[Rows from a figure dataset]
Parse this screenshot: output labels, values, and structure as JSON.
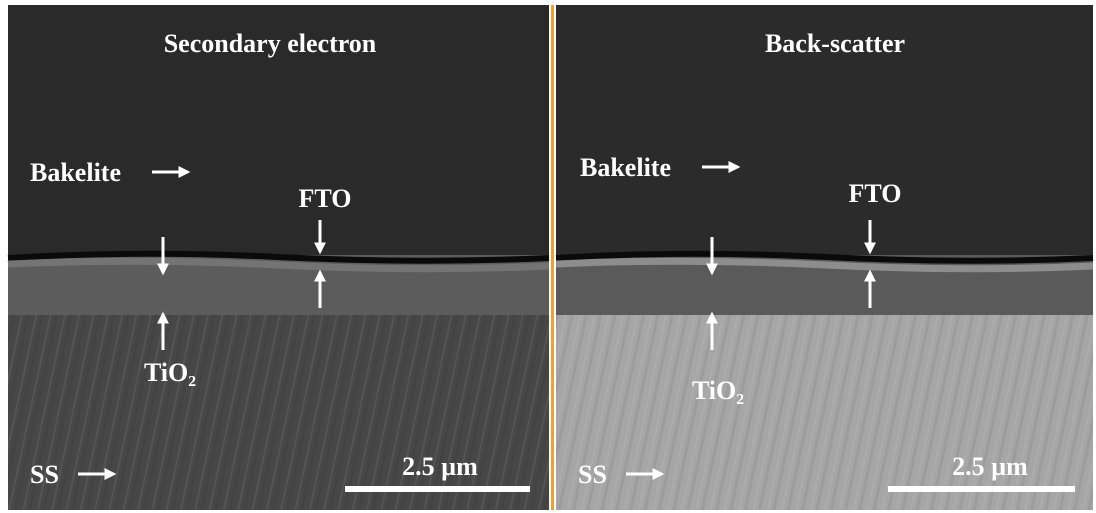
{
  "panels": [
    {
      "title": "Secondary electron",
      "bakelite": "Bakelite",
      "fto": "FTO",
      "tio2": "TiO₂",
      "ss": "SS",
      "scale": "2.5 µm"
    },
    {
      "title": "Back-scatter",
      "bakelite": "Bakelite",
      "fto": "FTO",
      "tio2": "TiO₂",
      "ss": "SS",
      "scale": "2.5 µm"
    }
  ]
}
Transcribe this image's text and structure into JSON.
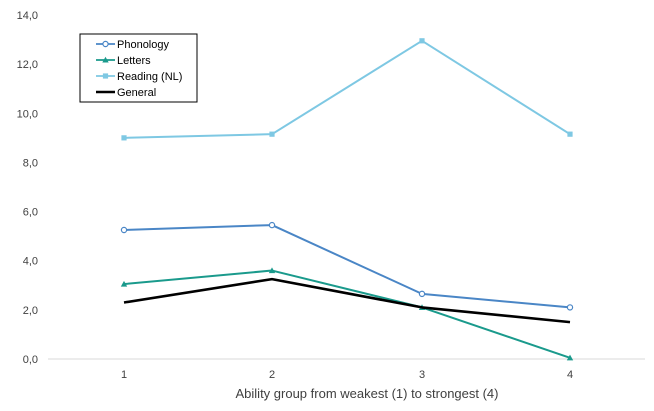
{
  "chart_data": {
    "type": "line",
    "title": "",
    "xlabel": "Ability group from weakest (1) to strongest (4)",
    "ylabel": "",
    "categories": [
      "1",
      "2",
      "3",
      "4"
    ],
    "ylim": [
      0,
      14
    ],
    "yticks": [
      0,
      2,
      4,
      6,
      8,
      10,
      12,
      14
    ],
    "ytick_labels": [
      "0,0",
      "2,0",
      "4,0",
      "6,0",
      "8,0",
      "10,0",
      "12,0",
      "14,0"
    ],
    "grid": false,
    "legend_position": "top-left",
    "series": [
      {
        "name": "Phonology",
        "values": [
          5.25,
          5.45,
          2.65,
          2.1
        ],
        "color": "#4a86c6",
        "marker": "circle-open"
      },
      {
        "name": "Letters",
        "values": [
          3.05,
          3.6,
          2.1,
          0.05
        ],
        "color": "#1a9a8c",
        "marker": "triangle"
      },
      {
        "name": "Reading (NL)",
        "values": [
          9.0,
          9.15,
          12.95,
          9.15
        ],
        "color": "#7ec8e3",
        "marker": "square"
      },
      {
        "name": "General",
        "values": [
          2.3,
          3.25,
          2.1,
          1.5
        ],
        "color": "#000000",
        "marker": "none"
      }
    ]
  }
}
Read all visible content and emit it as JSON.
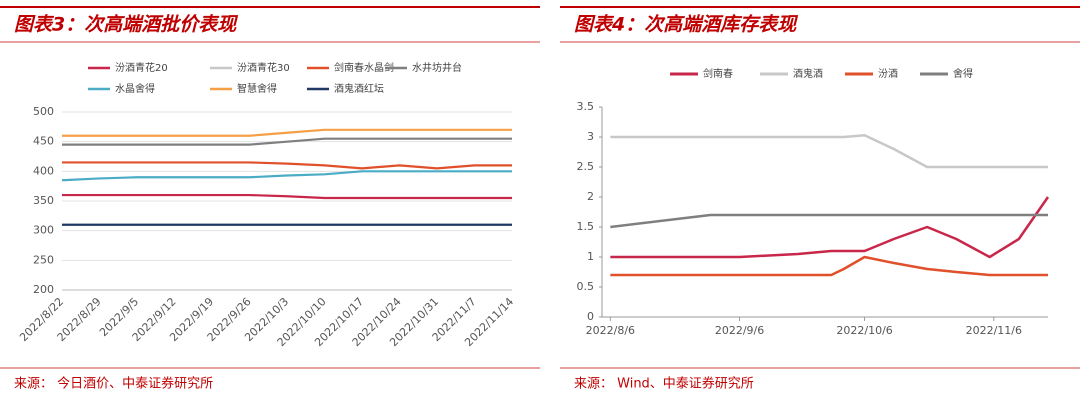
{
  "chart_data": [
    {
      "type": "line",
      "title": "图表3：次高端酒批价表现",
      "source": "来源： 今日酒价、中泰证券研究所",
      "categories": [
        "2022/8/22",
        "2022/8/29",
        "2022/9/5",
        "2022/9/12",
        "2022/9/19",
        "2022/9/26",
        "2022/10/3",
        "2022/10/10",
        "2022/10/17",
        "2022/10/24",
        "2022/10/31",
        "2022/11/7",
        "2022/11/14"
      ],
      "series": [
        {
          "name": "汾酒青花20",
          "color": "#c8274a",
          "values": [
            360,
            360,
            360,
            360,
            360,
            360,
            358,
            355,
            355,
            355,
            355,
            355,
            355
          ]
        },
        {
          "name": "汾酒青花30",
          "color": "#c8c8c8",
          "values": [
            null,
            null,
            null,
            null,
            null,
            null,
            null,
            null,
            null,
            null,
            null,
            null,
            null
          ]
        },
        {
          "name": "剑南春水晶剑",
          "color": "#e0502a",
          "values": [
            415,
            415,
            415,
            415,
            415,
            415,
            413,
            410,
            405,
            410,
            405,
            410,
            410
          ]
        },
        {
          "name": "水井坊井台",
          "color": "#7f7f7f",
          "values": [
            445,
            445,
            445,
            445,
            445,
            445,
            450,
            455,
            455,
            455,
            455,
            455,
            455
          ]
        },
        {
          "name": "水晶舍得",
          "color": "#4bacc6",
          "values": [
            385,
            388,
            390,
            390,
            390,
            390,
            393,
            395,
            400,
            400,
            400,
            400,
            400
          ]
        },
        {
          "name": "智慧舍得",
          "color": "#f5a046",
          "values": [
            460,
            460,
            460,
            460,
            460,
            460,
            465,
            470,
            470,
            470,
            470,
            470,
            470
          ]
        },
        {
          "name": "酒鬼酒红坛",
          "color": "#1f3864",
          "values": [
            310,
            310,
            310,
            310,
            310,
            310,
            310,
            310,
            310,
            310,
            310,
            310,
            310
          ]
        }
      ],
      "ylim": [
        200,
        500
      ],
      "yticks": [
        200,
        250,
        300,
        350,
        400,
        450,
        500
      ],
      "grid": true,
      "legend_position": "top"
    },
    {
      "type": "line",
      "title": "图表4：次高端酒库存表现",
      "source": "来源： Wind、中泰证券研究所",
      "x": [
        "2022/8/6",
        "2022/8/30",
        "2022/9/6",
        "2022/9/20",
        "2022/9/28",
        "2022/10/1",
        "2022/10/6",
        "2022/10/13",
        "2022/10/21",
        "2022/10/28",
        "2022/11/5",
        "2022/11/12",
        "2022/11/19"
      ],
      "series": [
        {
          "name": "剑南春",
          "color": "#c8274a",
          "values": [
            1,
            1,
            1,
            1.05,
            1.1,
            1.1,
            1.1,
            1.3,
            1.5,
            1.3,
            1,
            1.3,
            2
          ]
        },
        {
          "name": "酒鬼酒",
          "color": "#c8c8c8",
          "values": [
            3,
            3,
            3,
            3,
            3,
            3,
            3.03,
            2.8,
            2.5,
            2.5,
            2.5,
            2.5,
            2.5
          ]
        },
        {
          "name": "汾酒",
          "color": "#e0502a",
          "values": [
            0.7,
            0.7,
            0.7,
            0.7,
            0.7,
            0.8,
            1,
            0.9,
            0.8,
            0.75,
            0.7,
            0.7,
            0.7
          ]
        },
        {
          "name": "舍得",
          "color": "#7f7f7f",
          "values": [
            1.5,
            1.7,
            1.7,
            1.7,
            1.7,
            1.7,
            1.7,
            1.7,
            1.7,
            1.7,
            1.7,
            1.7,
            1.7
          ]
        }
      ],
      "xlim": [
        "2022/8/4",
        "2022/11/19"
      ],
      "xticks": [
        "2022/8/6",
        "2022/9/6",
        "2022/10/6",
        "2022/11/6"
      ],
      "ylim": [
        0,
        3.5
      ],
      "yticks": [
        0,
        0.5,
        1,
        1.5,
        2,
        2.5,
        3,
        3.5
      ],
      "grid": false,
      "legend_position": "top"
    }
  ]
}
* * *
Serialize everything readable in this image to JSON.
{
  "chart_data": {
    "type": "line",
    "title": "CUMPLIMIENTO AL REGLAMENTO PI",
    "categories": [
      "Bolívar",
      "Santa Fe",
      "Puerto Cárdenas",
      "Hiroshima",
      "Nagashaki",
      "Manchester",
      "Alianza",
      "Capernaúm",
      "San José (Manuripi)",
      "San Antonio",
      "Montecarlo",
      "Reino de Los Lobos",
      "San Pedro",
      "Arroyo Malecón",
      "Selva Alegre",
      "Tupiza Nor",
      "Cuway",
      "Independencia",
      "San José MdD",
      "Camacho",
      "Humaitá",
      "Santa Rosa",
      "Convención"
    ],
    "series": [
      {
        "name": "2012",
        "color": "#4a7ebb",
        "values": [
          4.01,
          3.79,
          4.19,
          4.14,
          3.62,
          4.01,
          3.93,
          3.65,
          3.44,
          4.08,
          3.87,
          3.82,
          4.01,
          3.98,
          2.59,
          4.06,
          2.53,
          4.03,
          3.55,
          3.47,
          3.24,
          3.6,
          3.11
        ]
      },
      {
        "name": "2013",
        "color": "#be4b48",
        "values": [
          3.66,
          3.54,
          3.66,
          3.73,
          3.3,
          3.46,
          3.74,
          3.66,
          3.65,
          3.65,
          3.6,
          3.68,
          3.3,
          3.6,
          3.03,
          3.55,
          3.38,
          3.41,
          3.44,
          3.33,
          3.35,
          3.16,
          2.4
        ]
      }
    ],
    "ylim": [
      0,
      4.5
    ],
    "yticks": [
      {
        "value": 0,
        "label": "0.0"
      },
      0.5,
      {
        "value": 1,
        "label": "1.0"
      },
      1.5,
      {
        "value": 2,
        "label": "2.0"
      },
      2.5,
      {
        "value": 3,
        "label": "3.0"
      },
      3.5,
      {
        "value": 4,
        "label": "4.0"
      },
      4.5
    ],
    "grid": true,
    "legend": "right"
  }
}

> **WHAT IS BEING ASKED**: Tell how many lines contain the word "source", using only the number.

> **REPLY**: 2